### RECORD EXTRACTS
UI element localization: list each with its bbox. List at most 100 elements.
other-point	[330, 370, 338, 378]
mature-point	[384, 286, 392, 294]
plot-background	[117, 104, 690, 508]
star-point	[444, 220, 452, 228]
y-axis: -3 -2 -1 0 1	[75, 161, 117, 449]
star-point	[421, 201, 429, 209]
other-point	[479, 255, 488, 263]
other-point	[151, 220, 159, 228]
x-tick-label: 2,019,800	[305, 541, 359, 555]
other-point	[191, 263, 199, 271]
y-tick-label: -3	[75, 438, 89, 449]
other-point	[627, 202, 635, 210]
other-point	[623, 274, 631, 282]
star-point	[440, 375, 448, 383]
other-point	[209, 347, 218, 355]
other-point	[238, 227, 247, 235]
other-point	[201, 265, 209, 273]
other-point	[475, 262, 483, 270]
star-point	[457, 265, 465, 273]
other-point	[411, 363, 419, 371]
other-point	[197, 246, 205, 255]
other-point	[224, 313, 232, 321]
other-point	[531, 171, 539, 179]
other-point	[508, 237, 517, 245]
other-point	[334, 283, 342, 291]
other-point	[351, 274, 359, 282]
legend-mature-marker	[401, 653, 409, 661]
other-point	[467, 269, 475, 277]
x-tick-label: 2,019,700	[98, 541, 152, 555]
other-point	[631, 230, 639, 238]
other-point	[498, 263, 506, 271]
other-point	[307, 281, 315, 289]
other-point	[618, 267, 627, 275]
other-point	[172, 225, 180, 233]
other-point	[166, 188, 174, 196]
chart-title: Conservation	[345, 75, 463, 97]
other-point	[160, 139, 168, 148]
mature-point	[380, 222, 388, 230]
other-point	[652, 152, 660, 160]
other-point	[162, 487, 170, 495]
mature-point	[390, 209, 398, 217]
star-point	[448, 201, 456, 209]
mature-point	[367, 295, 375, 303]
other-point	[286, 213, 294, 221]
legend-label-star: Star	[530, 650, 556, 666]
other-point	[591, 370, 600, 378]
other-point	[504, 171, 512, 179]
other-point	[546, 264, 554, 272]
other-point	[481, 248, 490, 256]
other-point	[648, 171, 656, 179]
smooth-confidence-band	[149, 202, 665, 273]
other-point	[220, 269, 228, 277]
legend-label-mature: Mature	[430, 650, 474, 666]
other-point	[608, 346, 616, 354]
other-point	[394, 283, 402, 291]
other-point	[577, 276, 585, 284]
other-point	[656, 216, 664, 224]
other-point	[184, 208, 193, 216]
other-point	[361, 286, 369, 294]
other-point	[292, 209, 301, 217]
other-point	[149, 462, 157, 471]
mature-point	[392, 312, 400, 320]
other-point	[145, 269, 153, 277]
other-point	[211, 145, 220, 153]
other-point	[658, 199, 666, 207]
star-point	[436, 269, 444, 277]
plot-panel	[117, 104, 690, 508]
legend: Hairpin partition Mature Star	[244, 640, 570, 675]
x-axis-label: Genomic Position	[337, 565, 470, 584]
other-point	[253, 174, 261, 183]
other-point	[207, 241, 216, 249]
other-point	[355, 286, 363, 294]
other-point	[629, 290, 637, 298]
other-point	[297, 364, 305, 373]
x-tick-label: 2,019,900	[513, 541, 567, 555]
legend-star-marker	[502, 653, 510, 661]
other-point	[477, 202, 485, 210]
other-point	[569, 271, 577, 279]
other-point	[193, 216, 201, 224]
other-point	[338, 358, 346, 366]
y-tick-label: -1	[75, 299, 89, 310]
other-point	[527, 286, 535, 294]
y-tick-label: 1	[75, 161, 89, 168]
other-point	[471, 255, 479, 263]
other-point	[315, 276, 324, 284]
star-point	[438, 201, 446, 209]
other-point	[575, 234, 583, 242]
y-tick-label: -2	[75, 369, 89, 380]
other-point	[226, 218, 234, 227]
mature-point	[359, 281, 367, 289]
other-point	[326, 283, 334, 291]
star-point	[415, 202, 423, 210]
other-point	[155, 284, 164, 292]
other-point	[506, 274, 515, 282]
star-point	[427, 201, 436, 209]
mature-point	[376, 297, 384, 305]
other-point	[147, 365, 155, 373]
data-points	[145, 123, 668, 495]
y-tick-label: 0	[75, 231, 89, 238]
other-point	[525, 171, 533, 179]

### EXERCISE PROMPT
Would you reproduce all the entries exactly?

### SOLUTION FOR THIS TASK
UI element localization: list each with its bbox. List at most 100 elements.
other-point	[330, 370, 338, 378]
mature-point	[384, 286, 392, 294]
plot-background	[117, 104, 690, 508]
star-point	[444, 220, 452, 228]
y-axis: -3 -2 -1 0 1	[75, 161, 117, 449]
star-point	[421, 201, 429, 209]
other-point	[479, 255, 488, 263]
other-point	[151, 220, 159, 228]
x-tick-label: 2,019,800	[305, 541, 359, 555]
other-point	[191, 263, 199, 271]
y-tick-label: -3	[75, 438, 89, 449]
other-point	[627, 202, 635, 210]
other-point	[623, 274, 631, 282]
star-point	[440, 375, 448, 383]
other-point	[209, 347, 218, 355]
other-point	[238, 227, 247, 235]
other-point	[201, 265, 209, 273]
other-point	[475, 262, 483, 270]
star-point	[457, 265, 465, 273]
other-point	[411, 363, 419, 371]
other-point	[197, 246, 205, 255]
other-point	[224, 313, 232, 321]
other-point	[531, 171, 539, 179]
other-point	[508, 237, 517, 245]
other-point	[334, 283, 342, 291]
other-point	[351, 274, 359, 282]
legend-mature-marker	[401, 653, 409, 661]
other-point	[467, 269, 475, 277]
x-tick-label: 2,019,700	[98, 541, 152, 555]
other-point	[631, 230, 639, 238]
other-point	[498, 263, 506, 271]
other-point	[307, 281, 315, 289]
other-point	[618, 267, 627, 275]
other-point	[172, 225, 180, 233]
other-point	[166, 188, 174, 196]
chart-title: Conservation	[345, 75, 463, 97]
other-point	[160, 139, 168, 148]
mature-point	[380, 222, 388, 230]
other-point	[652, 152, 660, 160]
other-point	[162, 487, 170, 495]
mature-point	[390, 209, 398, 217]
star-point	[448, 201, 456, 209]
mature-point	[367, 295, 375, 303]
other-point	[286, 213, 294, 221]
legend-label-star: Star	[530, 650, 556, 666]
other-point	[591, 370, 600, 378]
other-point	[504, 171, 512, 179]
other-point	[546, 264, 554, 272]
other-point	[481, 248, 490, 256]
other-point	[648, 171, 656, 179]
smooth-confidence-band	[149, 202, 665, 273]
other-point	[220, 269, 228, 277]
legend-label-mature: Mature	[430, 650, 474, 666]
other-point	[608, 346, 616, 354]
other-point	[394, 283, 402, 291]
other-point	[577, 276, 585, 284]
other-point	[656, 216, 664, 224]
other-point	[184, 208, 193, 216]
other-point	[361, 286, 369, 294]
other-point	[292, 209, 301, 217]
other-point	[149, 462, 157, 471]
mature-point	[392, 312, 400, 320]
other-point	[145, 269, 153, 277]
other-point	[211, 145, 220, 153]
other-point	[658, 199, 666, 207]
star-point	[436, 269, 444, 277]
plot-panel	[117, 104, 690, 508]
legend: Hairpin partition Mature Star	[244, 640, 570, 675]
x-axis-label: Genomic Position	[337, 565, 470, 584]
other-point	[253, 174, 261, 183]
other-point	[207, 241, 216, 249]
other-point	[355, 286, 363, 294]
other-point	[629, 290, 637, 298]
other-point	[297, 364, 305, 373]
x-tick-label: 2,019,900	[513, 541, 567, 555]
legend-star-marker	[502, 653, 510, 661]
other-point	[477, 202, 485, 210]
other-point	[569, 271, 577, 279]
other-point	[193, 216, 201, 224]
other-point	[338, 358, 346, 366]
y-tick-label: -1	[75, 299, 89, 310]
other-point	[527, 286, 535, 294]
y-tick-label: 1	[75, 161, 89, 168]
other-point	[471, 255, 479, 263]
other-point	[315, 276, 324, 284]
star-point	[438, 201, 446, 209]
other-point	[575, 234, 583, 242]
y-tick-label: -2	[75, 369, 89, 380]
other-point	[226, 218, 234, 227]
mature-point	[359, 281, 367, 289]
other-point	[326, 283, 334, 291]
star-point	[415, 202, 423, 210]
other-point	[155, 284, 164, 292]
other-point	[506, 274, 515, 282]
star-point	[427, 201, 436, 209]
mature-point	[376, 297, 384, 305]
other-point	[147, 365, 155, 373]
data-points	[145, 123, 668, 495]
y-tick-label: 0	[75, 231, 89, 238]
other-point	[525, 171, 533, 179]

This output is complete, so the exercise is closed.